• PROBLEMS AND TASKS:
1. Copy the theater list between "Animation Courtyard Theater" and "August 4, 2001)", inclusive.
2. According to the theater list, on what date did Voyage of the Little Mermaid end its run at the Animation Courtyard Theater?

** Start TEXT **

Animation Courtyard Theater
 Coming Attractions (May 1, 1989 – ? 1990)
 Here Come the Muppets (May 25, 1990 – September 2, 1991)
 Voyage of the Little Mermaid (January 7, 1992 – March 12, 2020)

Soundstage Theater
 Soundstage Restaurant (May 1, 1989 – November 14, 1998; featured sets over the years from Big Business, Beauty and the Beast, Aladdin, Pocahontas, The Hunchback of Notre Dame, Hercules, and Mulan)
 Bear in the Big Blue House – Live on Stage (June 7, 1999 – August 4, 2001)
 Playhouse Disney – Live on Stage!
 (October 1, 2001 – April 3, 2005; consisted of Bear in the Big Blue House, Rolie Polie Olie, Stanley, and The Book of Pooh)
 (April 11, 2005 – January 1, 2008; consisted of Bear in the Big Blue House, JoJo's Circus, Stanley, and The Book of Pooh)
 (February 1, 2008 – January 29, 2011; consisted of Mickey Mouse Clubhouse, Handy Manny, Little Einsteins, and My Friends Tigger & Pooh)

** End TEXT **
** Start STORED DATA **

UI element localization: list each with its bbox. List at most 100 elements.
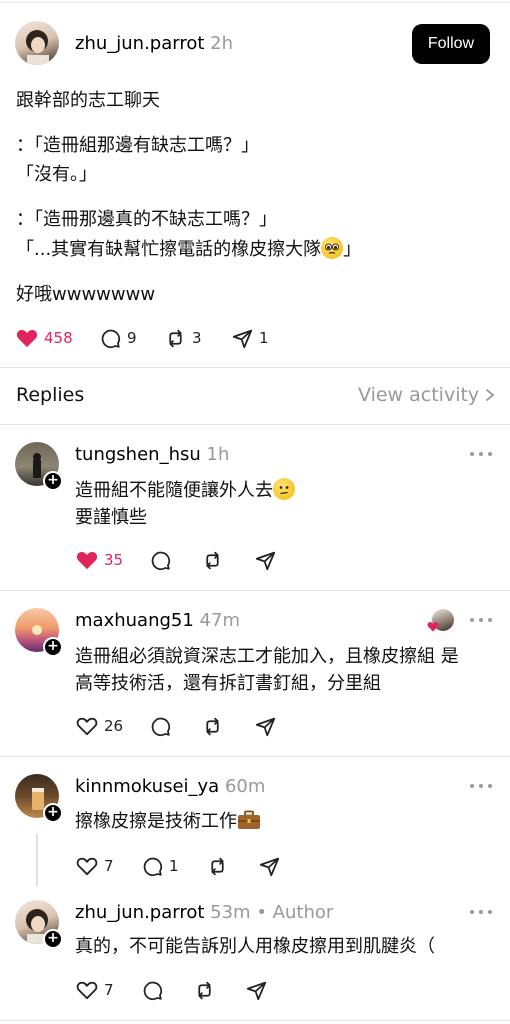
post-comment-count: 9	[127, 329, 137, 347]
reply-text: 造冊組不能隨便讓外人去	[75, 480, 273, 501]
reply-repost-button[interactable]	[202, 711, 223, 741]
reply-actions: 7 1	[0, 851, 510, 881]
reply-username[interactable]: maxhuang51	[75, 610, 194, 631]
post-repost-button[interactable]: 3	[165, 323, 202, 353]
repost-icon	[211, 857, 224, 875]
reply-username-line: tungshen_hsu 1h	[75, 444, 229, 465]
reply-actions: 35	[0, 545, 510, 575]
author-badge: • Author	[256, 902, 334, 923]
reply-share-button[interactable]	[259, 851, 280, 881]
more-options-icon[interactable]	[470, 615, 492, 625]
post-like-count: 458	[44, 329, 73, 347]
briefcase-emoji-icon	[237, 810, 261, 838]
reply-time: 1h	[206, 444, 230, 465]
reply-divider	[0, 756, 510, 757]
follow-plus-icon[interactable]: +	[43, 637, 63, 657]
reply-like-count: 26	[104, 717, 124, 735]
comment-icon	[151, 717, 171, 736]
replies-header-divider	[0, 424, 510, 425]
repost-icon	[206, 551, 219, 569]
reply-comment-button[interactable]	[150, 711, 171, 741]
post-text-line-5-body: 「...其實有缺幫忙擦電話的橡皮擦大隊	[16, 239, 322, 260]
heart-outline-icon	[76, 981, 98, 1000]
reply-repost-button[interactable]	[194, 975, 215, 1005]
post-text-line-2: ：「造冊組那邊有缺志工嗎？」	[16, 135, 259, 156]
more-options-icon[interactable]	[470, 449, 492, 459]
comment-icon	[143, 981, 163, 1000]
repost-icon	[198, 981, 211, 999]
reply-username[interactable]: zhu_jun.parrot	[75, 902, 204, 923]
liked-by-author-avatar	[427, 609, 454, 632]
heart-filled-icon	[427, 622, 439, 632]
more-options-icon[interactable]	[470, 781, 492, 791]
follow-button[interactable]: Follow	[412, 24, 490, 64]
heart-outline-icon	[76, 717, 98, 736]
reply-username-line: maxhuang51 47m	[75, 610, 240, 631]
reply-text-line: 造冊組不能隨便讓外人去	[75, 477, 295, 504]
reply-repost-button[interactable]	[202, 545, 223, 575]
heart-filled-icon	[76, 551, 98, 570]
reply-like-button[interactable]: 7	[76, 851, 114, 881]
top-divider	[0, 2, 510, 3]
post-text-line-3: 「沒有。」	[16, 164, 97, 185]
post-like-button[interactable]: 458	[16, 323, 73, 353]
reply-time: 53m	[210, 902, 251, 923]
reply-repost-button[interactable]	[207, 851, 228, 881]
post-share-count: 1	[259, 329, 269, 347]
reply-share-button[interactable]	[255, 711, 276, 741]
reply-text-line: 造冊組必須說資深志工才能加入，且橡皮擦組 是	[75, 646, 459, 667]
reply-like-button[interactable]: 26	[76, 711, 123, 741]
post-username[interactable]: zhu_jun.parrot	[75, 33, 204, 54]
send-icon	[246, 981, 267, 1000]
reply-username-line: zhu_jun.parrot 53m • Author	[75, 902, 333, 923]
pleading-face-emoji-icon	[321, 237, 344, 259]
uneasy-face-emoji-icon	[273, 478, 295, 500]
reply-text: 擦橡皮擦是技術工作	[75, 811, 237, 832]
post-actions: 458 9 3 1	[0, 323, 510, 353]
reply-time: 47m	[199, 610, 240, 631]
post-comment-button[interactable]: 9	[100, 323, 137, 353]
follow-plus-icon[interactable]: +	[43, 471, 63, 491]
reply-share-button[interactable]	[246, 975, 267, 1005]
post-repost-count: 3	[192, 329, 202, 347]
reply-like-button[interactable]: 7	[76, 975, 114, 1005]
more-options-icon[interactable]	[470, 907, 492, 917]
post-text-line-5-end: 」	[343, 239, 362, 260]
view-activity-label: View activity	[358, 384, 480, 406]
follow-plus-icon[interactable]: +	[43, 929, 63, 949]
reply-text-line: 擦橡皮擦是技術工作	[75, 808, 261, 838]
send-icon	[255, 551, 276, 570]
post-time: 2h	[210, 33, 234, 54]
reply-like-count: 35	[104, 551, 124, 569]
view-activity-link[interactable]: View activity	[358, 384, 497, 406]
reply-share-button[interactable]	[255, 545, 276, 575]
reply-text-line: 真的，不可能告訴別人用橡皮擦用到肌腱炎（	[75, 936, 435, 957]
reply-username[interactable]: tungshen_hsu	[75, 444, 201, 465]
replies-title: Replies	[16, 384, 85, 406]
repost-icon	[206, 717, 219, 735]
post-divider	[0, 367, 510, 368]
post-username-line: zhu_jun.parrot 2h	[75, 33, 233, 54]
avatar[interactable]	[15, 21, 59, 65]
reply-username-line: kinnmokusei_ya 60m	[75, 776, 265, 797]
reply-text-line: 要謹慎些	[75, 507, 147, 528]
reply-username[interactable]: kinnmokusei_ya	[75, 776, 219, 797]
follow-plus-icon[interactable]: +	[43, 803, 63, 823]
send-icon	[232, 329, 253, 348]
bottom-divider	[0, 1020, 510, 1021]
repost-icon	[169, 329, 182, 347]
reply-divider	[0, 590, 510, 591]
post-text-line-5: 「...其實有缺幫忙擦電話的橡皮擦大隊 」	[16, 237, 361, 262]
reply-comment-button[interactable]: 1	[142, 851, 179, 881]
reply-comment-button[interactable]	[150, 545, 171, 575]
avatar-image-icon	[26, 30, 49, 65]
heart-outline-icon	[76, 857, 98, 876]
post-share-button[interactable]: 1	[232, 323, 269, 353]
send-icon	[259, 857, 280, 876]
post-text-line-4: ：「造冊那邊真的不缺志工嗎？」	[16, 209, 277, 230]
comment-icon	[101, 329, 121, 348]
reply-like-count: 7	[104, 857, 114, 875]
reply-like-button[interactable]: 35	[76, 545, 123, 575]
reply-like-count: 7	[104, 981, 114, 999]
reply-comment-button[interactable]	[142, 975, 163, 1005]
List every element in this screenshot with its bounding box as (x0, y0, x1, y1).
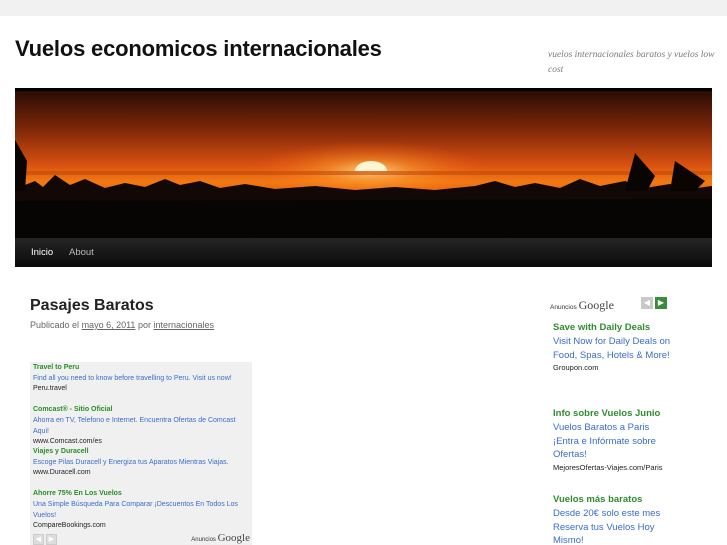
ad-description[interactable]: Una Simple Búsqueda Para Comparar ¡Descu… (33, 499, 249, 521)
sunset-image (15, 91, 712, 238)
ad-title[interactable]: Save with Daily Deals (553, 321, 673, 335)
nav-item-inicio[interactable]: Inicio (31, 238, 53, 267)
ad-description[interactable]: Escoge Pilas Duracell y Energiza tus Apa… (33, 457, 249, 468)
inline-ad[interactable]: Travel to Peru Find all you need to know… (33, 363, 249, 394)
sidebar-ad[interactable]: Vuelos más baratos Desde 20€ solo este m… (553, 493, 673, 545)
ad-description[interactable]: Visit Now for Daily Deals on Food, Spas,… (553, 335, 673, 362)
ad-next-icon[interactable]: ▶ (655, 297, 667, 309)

** End STORED DATA **

• SOLUTIONS FOR EACH TASK:
1.
Animation Courtyard Theater
 Coming Attractions (May 1, 1989 – ? 1990)
 Here Come the Muppets (May 25, 1990 – September 2, 1991)
 Voyage of the Little Mermaid (January 7, 1992 – March 12, 2020)

Soundstage Theater
 Soundstage Restaurant (May 1, 1989 – November 14, 1998; featured sets over the years from Big Business, Beauty and the Beast, Aladdin, Pocahontas, The Hunchback of Notre Dame, Hercules, and Mulan)
 Bear in the Big Blue House – Live on Stage (June 7, 1999 – August 4, 2001)

2. March 12, 2020